Items listed in a dataset
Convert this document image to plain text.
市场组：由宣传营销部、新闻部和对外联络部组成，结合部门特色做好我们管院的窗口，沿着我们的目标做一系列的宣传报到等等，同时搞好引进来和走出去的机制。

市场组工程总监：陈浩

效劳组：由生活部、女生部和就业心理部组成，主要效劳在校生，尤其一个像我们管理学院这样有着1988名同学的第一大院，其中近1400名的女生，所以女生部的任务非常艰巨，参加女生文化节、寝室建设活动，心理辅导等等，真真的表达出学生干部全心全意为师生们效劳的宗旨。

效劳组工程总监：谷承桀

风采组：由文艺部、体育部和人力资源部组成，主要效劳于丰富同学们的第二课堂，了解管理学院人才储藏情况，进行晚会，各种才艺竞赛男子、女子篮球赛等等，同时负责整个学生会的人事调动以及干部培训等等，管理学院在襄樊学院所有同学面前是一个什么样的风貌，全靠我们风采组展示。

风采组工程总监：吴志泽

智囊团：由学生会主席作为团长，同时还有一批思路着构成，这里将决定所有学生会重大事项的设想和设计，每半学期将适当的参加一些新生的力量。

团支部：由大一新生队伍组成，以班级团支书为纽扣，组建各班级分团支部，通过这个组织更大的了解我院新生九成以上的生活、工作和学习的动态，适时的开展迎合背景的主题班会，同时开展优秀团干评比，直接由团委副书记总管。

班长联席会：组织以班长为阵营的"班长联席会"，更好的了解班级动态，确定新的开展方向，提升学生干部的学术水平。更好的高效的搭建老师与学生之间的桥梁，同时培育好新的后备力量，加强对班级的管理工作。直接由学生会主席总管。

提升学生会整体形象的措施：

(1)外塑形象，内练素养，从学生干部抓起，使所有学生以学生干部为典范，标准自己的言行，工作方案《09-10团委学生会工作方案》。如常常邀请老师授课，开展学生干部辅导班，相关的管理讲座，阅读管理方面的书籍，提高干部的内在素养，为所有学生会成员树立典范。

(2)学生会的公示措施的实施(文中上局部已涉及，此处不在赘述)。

Written exercise
Write out every entry above, word for word.

Problem solution
Convert this document image to plain text.
市场组：由宣传营销部、新闻部和对外联络部组成，结合部门特色做好我们管院的窗口，沿着我们的目标做一系列的宣传报到等等，同时搞好引进来和走出去的机制。

市场组工程总监：陈浩

效劳组：由生活部、女生部和就业心理部组成，主要效劳在校生，尤其一个像我们管理学院这样有着1988名同学的第一大院，其中近1400名的女生，所以女生部的任务非常艰巨，参加女生文化节、寝室建设活动，心理辅导等等，真真的表达出学生干部全心全意为师生们效劳的宗旨。

效劳组工程总监：谷承桀

风采组：由文艺部、体育部和人力资源部组成，主要效劳于丰富同学们的第二课堂，了解管理学院人才储藏情况，进行晚会，各种才艺竞赛男子、女子篮球赛等等，同时负责整个学生会的人事调动以及干部培训等等，管理学院在襄樊学院所有同学面前是一个什么样的风貌，全靠我们风采组展示。

风采组工程总监：吴志泽

智囊团：由学生会主席作为团长，同时还有一批思路着构成，这里将决定所有学生会重大事项的设想和设计，每半学期将适当的参加一些新生的力量。

团支部：由大一新生队伍组成，以班级团支书为纽扣，组建各班级分团支部，通过这个组织更大的了解我院新生九成以上的生活、工作和学习的动态，适时的开展迎合背景的主题班会，同时开展优秀团干评比，直接由团委副书记总管。

班长联席会：组织以班长为阵营的"班长联席会"，更好的了解班级动态，确定新的开展方向，提升学生干部的学术水平。更好的高效的搭建老师与学生之间的桥梁，同时培育好新的后备力量，加强对班级的管理工作。直接由学生会主席总管。

提升学生会整体形象的措施：

(1)外塑形象，内练素养，从学生干部抓起，使所有学生以学生干部为典范，标准自己的言行，工作方案《09-10团委学生会工作方案》。如常常邀请老师授课，开展学生干部辅导班，相关的管理讲座，阅读管理方面的书籍，提高干部的内在素养，为所有学生会成员树立典范。

(2)学生会的公示措施的实施(文中上局部已涉及，此处不在赘述)。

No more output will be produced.